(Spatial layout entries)
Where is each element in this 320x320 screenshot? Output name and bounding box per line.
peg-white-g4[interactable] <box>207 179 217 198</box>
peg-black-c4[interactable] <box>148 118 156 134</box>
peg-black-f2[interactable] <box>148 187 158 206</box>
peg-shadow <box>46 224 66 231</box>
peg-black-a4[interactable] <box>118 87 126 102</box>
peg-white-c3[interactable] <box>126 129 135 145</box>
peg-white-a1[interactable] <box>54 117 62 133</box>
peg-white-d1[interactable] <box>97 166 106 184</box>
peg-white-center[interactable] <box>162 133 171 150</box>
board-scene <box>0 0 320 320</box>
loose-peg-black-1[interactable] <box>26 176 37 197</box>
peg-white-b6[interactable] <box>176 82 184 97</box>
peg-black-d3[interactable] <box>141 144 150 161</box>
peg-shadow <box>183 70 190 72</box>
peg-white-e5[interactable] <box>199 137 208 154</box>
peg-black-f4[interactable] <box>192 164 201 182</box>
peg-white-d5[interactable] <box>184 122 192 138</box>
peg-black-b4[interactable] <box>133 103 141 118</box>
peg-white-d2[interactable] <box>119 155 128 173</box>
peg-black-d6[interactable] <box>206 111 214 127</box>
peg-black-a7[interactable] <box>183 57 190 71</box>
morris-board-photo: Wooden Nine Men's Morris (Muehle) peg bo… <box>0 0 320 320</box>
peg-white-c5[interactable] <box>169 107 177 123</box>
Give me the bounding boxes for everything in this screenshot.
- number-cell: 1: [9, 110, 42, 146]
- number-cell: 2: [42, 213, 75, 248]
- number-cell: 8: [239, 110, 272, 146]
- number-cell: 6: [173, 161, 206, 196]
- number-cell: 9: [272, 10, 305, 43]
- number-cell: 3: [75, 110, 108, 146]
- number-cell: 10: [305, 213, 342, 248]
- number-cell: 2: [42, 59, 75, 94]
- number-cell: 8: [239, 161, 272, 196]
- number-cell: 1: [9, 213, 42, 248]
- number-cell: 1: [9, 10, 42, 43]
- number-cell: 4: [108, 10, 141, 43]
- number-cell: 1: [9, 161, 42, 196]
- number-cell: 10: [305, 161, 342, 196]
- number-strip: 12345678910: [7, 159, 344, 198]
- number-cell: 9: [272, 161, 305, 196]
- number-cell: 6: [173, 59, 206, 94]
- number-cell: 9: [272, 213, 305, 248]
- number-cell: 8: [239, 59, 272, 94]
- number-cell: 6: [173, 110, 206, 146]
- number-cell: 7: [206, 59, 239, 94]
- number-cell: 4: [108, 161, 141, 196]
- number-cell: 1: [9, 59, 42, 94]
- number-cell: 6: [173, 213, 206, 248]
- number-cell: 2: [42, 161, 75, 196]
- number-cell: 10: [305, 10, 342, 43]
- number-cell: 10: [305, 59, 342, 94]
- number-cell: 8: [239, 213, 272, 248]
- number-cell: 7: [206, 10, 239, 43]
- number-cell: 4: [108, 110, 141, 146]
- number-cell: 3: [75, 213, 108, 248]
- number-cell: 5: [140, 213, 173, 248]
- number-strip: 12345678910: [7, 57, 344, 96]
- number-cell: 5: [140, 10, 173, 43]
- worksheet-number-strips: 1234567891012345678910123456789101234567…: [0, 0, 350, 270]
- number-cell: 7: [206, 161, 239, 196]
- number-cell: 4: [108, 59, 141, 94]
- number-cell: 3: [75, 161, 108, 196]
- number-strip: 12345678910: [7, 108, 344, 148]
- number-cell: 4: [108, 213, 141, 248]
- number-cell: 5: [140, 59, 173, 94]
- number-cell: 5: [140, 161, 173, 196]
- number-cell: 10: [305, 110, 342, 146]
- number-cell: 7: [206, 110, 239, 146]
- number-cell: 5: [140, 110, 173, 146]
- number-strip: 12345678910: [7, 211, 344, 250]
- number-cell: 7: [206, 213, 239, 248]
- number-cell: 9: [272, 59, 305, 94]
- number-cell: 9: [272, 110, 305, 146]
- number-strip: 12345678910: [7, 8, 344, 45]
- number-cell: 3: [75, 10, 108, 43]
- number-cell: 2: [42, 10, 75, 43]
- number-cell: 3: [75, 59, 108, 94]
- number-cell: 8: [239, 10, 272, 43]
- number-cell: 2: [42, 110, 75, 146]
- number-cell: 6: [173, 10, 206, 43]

## What the exercise asks
Reproduce the whole listing above line for line, with no changes to wording, numbers or order.

## Solution below
Where is each element in this 320x320 screenshot? Output name and bounding box per line.
peg-white-g4[interactable] <box>207 179 217 198</box>
peg-black-c4[interactable] <box>148 118 156 134</box>
peg-black-f2[interactable] <box>148 187 158 206</box>
peg-shadow <box>46 224 66 231</box>
peg-black-a4[interactable] <box>118 87 126 102</box>
peg-white-c3[interactable] <box>126 129 135 145</box>
peg-white-a1[interactable] <box>54 117 62 133</box>
peg-white-d1[interactable] <box>97 166 106 184</box>
peg-white-center[interactable] <box>162 133 171 150</box>
board-scene <box>0 0 320 320</box>
loose-peg-black-1[interactable] <box>26 176 37 197</box>
peg-white-b6[interactable] <box>176 82 184 97</box>
peg-black-d3[interactable] <box>141 144 150 161</box>
peg-shadow <box>183 70 190 72</box>
peg-white-e5[interactable] <box>199 137 208 154</box>
peg-black-f4[interactable] <box>192 164 201 182</box>
peg-white-d5[interactable] <box>184 122 192 138</box>
peg-black-b4[interactable] <box>133 103 141 118</box>
peg-white-d2[interactable] <box>119 155 128 173</box>
peg-black-d6[interactable] <box>206 111 214 127</box>
peg-black-a7[interactable] <box>183 57 190 71</box>
morris-board-photo: Wooden Nine Men's Morris (Muehle) peg bo… <box>0 0 320 320</box>
peg-white-c5[interactable] <box>169 107 177 123</box>
Give me the bounding boxes for everything in this screenshot.
- number-cell: 1: [9, 110, 42, 146]
- number-cell: 2: [42, 213, 75, 248]
- number-cell: 8: [239, 110, 272, 146]
- number-cell: 6: [173, 161, 206, 196]
- number-cell: 9: [272, 10, 305, 43]
- number-cell: 3: [75, 110, 108, 146]
- number-cell: 10: [305, 213, 342, 248]
- number-cell: 2: [42, 59, 75, 94]
- number-cell: 8: [239, 161, 272, 196]
- number-cell: 1: [9, 213, 42, 248]
- number-cell: 1: [9, 10, 42, 43]
- number-cell: 4: [108, 10, 141, 43]
- number-cell: 1: [9, 161, 42, 196]
- number-cell: 10: [305, 161, 342, 196]
- number-strip: 12345678910: [7, 159, 344, 198]
- number-cell: 9: [272, 161, 305, 196]
- number-cell: 6: [173, 59, 206, 94]
- number-cell: 9: [272, 213, 305, 248]
- number-cell: 8: [239, 59, 272, 94]
- number-cell: 6: [173, 110, 206, 146]
- number-cell: 7: [206, 59, 239, 94]
- number-cell: 4: [108, 161, 141, 196]
- number-cell: 1: [9, 59, 42, 94]
- number-cell: 6: [173, 213, 206, 248]
- number-cell: 2: [42, 161, 75, 196]
- number-cell: 10: [305, 10, 342, 43]
- number-cell: 10: [305, 59, 342, 94]
- number-cell: 8: [239, 213, 272, 248]
- number-cell: 7: [206, 10, 239, 43]
- number-cell: 4: [108, 110, 141, 146]
- number-cell: 3: [75, 213, 108, 248]
- number-cell: 5: [140, 213, 173, 248]
- number-strip: 12345678910: [7, 57, 344, 96]
- number-cell: 5: [140, 10, 173, 43]
- worksheet-number-strips: 1234567891012345678910123456789101234567…: [0, 0, 350, 270]
- number-cell: 7: [206, 161, 239, 196]
- number-cell: 4: [108, 59, 141, 94]
- number-cell: 3: [75, 161, 108, 196]
- number-strip: 12345678910: [7, 108, 344, 148]
- number-cell: 4: [108, 213, 141, 248]
- number-cell: 5: [140, 59, 173, 94]
- number-cell: 5: [140, 161, 173, 196]
- number-cell: 10: [305, 110, 342, 146]
- number-cell: 7: [206, 110, 239, 146]
- number-cell: 5: [140, 110, 173, 146]
- number-strip: 12345678910: [7, 211, 344, 250]
- number-cell: 7: [206, 213, 239, 248]
- number-cell: 9: [272, 59, 305, 94]
- number-cell: 9: [272, 110, 305, 146]
- number-strip: 12345678910: [7, 8, 344, 45]
- number-cell: 3: [75, 10, 108, 43]
- number-cell: 2: [42, 10, 75, 43]
- number-cell: 3: [75, 59, 108, 94]
- number-cell: 8: [239, 10, 272, 43]
- number-cell: 2: [42, 110, 75, 146]
- number-cell: 6: [173, 10, 206, 43]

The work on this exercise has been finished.